*WORK REQUIRED*.
Repeat every entry word for word, but leave the images out of your copy.

** start of GIVEN ENTRIES **

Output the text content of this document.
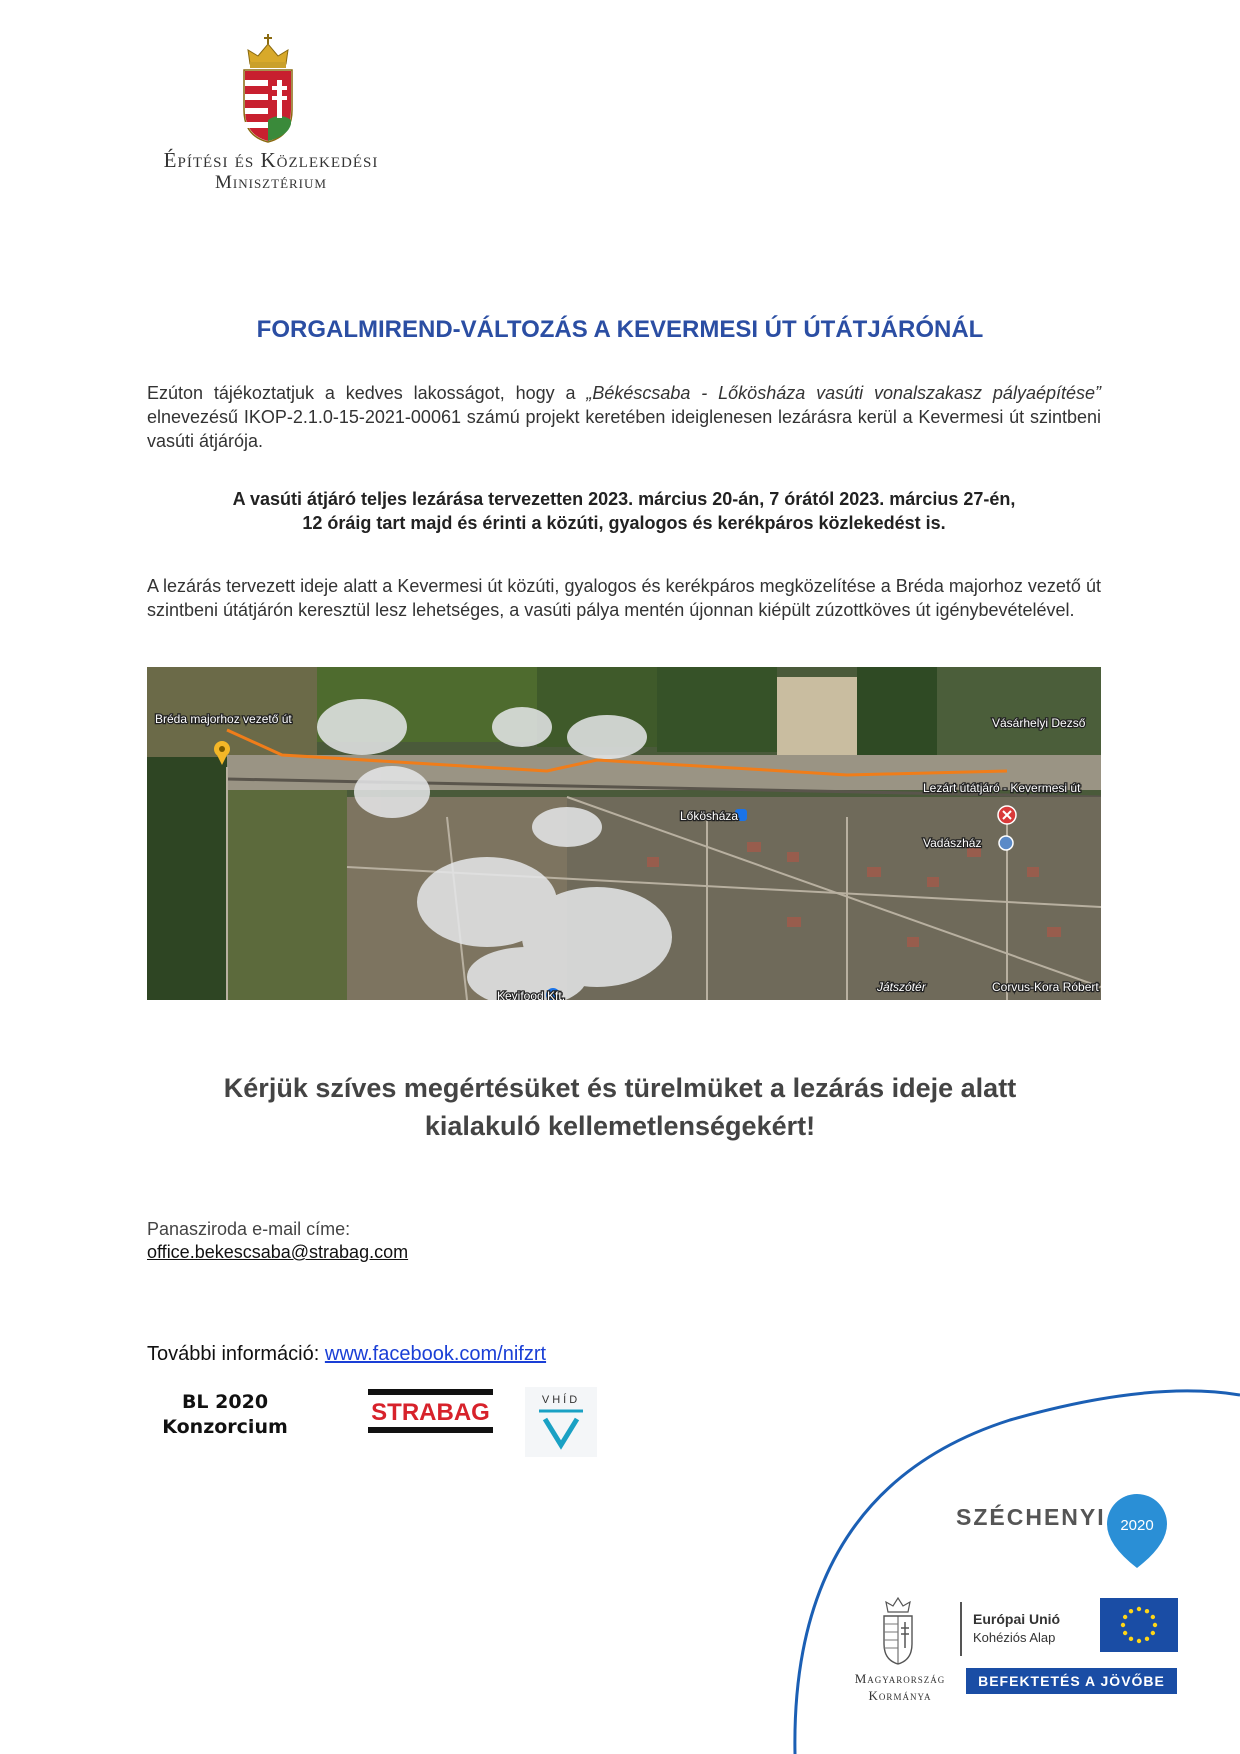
Építési és Közlekedési
Minisztérium
FORGALMIREND-VÁLTOZÁS A KEVERMESI ÚT ÚTÁTJÁRÓNÁL
Ezúton tájékoztatjuk a kedves lakosságot, hogy a „Békéscsaba - Lőkösháza vasúti vonalszakasz pályaépítése” elnevezésű IKOP-2.1.0-15-2021-00061 számú projekt keretében ideiglenesen lezárásra kerül a Kevermesi út szintbeni vasúti átjárója.
A vasúti átjáró teljes lezárása tervezetten 2023. március 20-án, 7 órától 2023. március 27-én,
12 óráig tart majd és érinti a közúti, gyalogos és kerékpáros közlekedést is.
A lezárás tervezett ideje alatt a Kevermesi út közúti, gyalogos és kerékpáros megközelítése a Bréda majorhoz vezető út szintbeni útátjárón keresztül lesz lehetséges, a vasúti pálya mentén újonnan kiépült zúzottköves út igénybevételével.
Bréda majorhoz vezető út	Vásárhelyi Dezső
Lezárt útátjáró - Kevermesi út
Lőkösháza
Vadászház
Kevifood Kft.
Játszótér	Corvus-Kora Róbert
Kérjük szíves megértésüket és türelmüket a lezárás ideje alatt
kialakuló kellemetlenségekért!
Panasziroda e-mail címe:
office.bekescsaba@strabag.com
További információ: www.facebook.com/nifzrt
BL 2020
Konzorcium
STRABAG	VHÍD
SZÉCHENYI 2020
Magyarország
Kormánya
Európai Unió
Kohéziós Alap
BEFEKTETÉS A JÖVŐBE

** end of GIVEN ENTRIES **

*SOLUTION TO THE PROBLEM*.
Output the text content of this document.
Építési és Közlekedési
Minisztérium
FORGALMIREND-VÁLTOZÁS A KEVERMESI ÚT ÚTÁTJÁRÓNÁL
Ezúton tájékoztatjuk a kedves lakosságot, hogy a „Békéscsaba - Lőkösháza vasúti vonalszakasz pályaépítése” elnevezésű IKOP-2.1.0-15-2021-00061 számú projekt keretében ideiglenesen lezárásra kerül a Kevermesi út szintbeni vasúti átjárója.
A vasúti átjáró teljes lezárása tervezetten 2023. március 20-án, 7 órától 2023. március 27-én,
12 óráig tart majd és érinti a közúti, gyalogos és kerékpáros közlekedést is.
A lezárás tervezett ideje alatt a Kevermesi út közúti, gyalogos és kerékpáros megközelítése a Bréda majorhoz vezető út szintbeni útátjárón keresztül lesz lehetséges, a vasúti pálya mentén újonnan kiépült zúzottköves út igénybevételével.
Bréda majorhoz vezető út	Vásárhelyi Dezső
Lezárt útátjáró - Kevermesi út
Lőkösháza
Vadászház
Kevifood Kft.
Játszótér	Corvus-Kora Róbert
Kérjük szíves megértésüket és türelmüket a lezárás ideje alatt
kialakuló kellemetlenségekért!
Panasziroda e-mail címe:
office.bekescsaba@strabag.com
További információ: www.facebook.com/nifzrt
BL 2020
Konzorcium
STRABAG	VHÍD
SZÉCHENYI 2020
Magyarország
Kormánya
Európai Unió
Kohéziós Alap
BEFEKTETÉS A JÖVŐBE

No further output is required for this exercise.